TO DO :: Transcribe all the entries word for word, skipping the pictures.

SOURCE DATA ::
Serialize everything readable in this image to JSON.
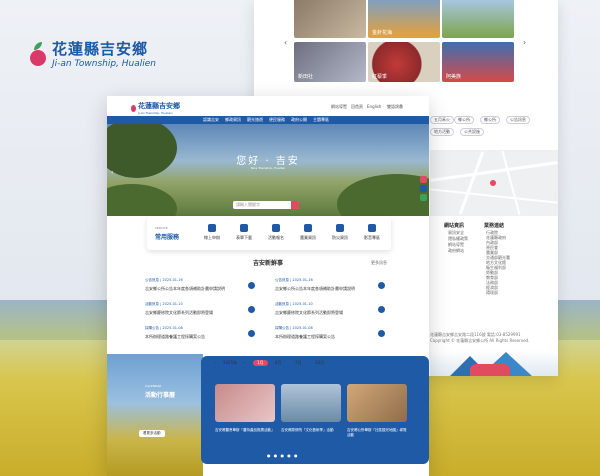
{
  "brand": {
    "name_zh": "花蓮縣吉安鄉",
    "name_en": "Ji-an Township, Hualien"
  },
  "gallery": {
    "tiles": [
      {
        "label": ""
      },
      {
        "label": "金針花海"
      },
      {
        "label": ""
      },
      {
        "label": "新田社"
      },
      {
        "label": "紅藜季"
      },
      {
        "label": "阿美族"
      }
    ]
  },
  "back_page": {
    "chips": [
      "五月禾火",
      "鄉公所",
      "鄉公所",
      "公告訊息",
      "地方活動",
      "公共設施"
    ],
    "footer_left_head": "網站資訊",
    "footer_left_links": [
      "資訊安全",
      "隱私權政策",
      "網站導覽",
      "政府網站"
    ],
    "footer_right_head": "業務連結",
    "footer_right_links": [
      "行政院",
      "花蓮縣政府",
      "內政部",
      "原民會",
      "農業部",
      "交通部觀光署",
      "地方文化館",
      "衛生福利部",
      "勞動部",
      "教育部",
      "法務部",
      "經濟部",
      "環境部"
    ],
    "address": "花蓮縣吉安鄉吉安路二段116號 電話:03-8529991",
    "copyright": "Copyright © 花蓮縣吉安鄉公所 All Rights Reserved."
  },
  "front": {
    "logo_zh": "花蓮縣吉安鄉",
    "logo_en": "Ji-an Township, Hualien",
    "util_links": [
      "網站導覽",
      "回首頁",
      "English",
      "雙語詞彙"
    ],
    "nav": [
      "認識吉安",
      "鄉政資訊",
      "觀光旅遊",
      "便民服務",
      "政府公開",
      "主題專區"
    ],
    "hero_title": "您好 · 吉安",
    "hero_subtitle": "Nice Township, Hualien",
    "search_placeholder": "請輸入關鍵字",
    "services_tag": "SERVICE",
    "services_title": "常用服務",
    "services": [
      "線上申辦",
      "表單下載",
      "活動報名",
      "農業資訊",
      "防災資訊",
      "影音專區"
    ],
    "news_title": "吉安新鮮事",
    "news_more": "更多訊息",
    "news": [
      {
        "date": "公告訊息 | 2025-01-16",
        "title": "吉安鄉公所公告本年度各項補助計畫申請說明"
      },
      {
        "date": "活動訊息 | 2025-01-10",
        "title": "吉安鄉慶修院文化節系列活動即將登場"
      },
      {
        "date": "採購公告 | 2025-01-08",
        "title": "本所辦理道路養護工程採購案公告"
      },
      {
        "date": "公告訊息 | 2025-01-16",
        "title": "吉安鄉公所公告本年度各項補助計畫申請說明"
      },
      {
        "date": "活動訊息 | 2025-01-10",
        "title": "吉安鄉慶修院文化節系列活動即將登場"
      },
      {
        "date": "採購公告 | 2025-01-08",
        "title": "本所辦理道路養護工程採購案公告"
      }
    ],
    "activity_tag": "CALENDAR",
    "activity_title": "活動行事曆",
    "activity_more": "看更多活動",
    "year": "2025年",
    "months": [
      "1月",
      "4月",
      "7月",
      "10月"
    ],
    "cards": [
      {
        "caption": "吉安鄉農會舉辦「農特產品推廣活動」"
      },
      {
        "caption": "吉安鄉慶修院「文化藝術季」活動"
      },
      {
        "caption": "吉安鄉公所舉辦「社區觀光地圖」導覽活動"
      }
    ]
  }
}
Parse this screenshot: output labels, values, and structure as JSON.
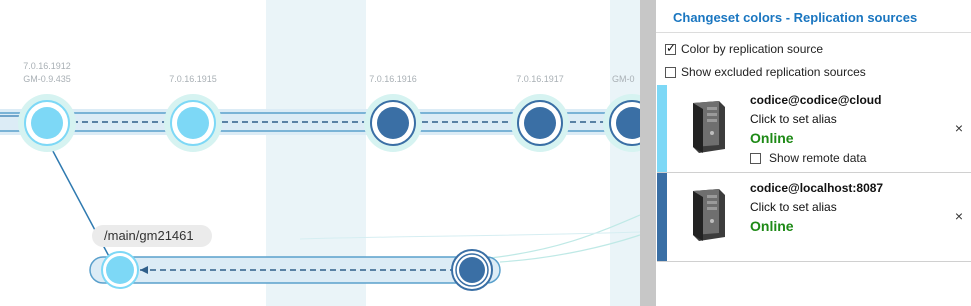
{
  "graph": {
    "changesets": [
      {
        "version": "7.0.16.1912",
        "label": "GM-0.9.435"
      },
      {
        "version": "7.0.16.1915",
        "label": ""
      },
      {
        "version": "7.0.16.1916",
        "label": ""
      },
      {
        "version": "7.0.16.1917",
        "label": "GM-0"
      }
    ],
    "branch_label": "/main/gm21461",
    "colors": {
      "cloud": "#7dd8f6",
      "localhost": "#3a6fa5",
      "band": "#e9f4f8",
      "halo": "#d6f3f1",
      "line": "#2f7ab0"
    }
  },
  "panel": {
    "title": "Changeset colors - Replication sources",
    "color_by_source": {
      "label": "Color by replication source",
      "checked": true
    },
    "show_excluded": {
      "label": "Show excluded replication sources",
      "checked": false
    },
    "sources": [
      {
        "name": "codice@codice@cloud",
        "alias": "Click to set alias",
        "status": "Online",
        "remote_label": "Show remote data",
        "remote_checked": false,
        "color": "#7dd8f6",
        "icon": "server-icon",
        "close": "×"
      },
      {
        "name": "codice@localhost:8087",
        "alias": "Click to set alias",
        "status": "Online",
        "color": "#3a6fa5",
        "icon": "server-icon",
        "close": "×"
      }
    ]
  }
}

RESPONSE TO THE EXERCISE ::
Serialize everything readable in this image to JSON.
{
  "brand": {
    "name_zh": "花蓮縣吉安鄉",
    "name_en": "Ji-an Township, Hualien"
  },
  "gallery": {
    "tiles": [
      {
        "label": ""
      },
      {
        "label": "金針花海"
      },
      {
        "label": ""
      },
      {
        "label": "新田社"
      },
      {
        "label": "紅藜季"
      },
      {
        "label": "阿美族"
      }
    ]
  },
  "back_page": {
    "chips": [
      "五月禾火",
      "鄉公所",
      "鄉公所",
      "公告訊息",
      "地方活動",
      "公共設施"
    ],
    "footer_left_head": "網站資訊",
    "footer_left_links": [
      "資訊安全",
      "隱私權政策",
      "網站導覽",
      "政府網站"
    ],
    "footer_right_head": "業務連結",
    "footer_right_links": [
      "行政院",
      "花蓮縣政府",
      "內政部",
      "原民會",
      "農業部",
      "交通部觀光署",
      "地方文化館",
      "衛生福利部",
      "勞動部",
      "教育部",
      "法務部",
      "經濟部",
      "環境部"
    ],
    "address": "花蓮縣吉安鄉吉安路二段116號 電話:03-8529991",
    "copyright": "Copyright © 花蓮縣吉安鄉公所 All Rights Reserved."
  },
  "front": {
    "logo_zh": "花蓮縣吉安鄉",
    "logo_en": "Ji-an Township, Hualien",
    "util_links": [
      "網站導覽",
      "回首頁",
      "English",
      "雙語詞彙"
    ],
    "nav": [
      "認識吉安",
      "鄉政資訊",
      "觀光旅遊",
      "便民服務",
      "政府公開",
      "主題專區"
    ],
    "hero_title": "您好 · 吉安",
    "hero_subtitle": "Nice Township, Hualien",
    "search_placeholder": "請輸入關鍵字",
    "services_tag": "SERVICE",
    "services_title": "常用服務",
    "services": [
      "線上申辦",
      "表單下載",
      "活動報名",
      "農業資訊",
      "防災資訊",
      "影音專區"
    ],
    "news_title": "吉安新鮮事",
    "news_more": "更多訊息",
    "news": [
      {
        "date": "公告訊息 | 2025-01-16",
        "title": "吉安鄉公所公告本年度各項補助計畫申請說明"
      },
      {
        "date": "活動訊息 | 2025-01-10",
        "title": "吉安鄉慶修院文化節系列活動即將登場"
      },
      {
        "date": "採購公告 | 2025-01-08",
        "title": "本所辦理道路養護工程採購案公告"
      },
      {
        "date": "公告訊息 | 2025-01-16",
        "title": "吉安鄉公所公告本年度各項補助計畫申請說明"
      },
      {
        "date": "活動訊息 | 2025-01-10",
        "title": "吉安鄉慶修院文化節系列活動即將登場"
      },
      {
        "date": "採購公告 | 2025-01-08",
        "title": "本所辦理道路養護工程採購案公告"
      }
    ],
    "activity_tag": "CALENDAR",
    "activity_title": "活動行事曆",
    "activity_more": "看更多活動",
    "year": "2025年",
    "months": [
      "1月",
      "4月",
      "7月",
      "10月"
    ],
    "cards": [
      {
        "caption": "吉安鄉農會舉辦「農特產品推廣活動」"
      },
      {
        "caption": "吉安鄉慶修院「文化藝術季」活動"
      },
      {
        "caption": "吉安鄉公所舉辦「社區觀光地圖」導覽活動"
      }
    ]
  }
}
Parse this screenshot: output labels, values, and structure as JSON.
{
  "graph": {
    "changesets": [
      {
        "version": "7.0.16.1912",
        "label": "GM-0.9.435"
      },
      {
        "version": "7.0.16.1915",
        "label": ""
      },
      {
        "version": "7.0.16.1916",
        "label": ""
      },
      {
        "version": "7.0.16.1917",
        "label": "GM-0"
      }
    ],
    "branch_label": "/main/gm21461",
    "colors": {
      "cloud": "#7dd8f6",
      "localhost": "#3a6fa5",
      "band": "#e9f4f8",
      "halo": "#d6f3f1",
      "line": "#2f7ab0"
    }
  },
  "panel": {
    "title": "Changeset colors - Replication sources",
    "color_by_source": {
      "label": "Color by replication source",
      "checked": true
    },
    "show_excluded": {
      "label": "Show excluded replication sources",
      "checked": false
    },
    "sources": [
      {
        "name": "codice@codice@cloud",
        "alias": "Click to set alias",
        "status": "Online",
        "remote_label": "Show remote data",
        "remote_checked": false,
        "color": "#7dd8f6",
        "icon": "server-icon",
        "close": "×"
      },
      {
        "name": "codice@localhost:8087",
        "alias": "Click to set alias",
        "status": "Online",
        "color": "#3a6fa5",
        "icon": "server-icon",
        "close": "×"
      }
    ]
  }
}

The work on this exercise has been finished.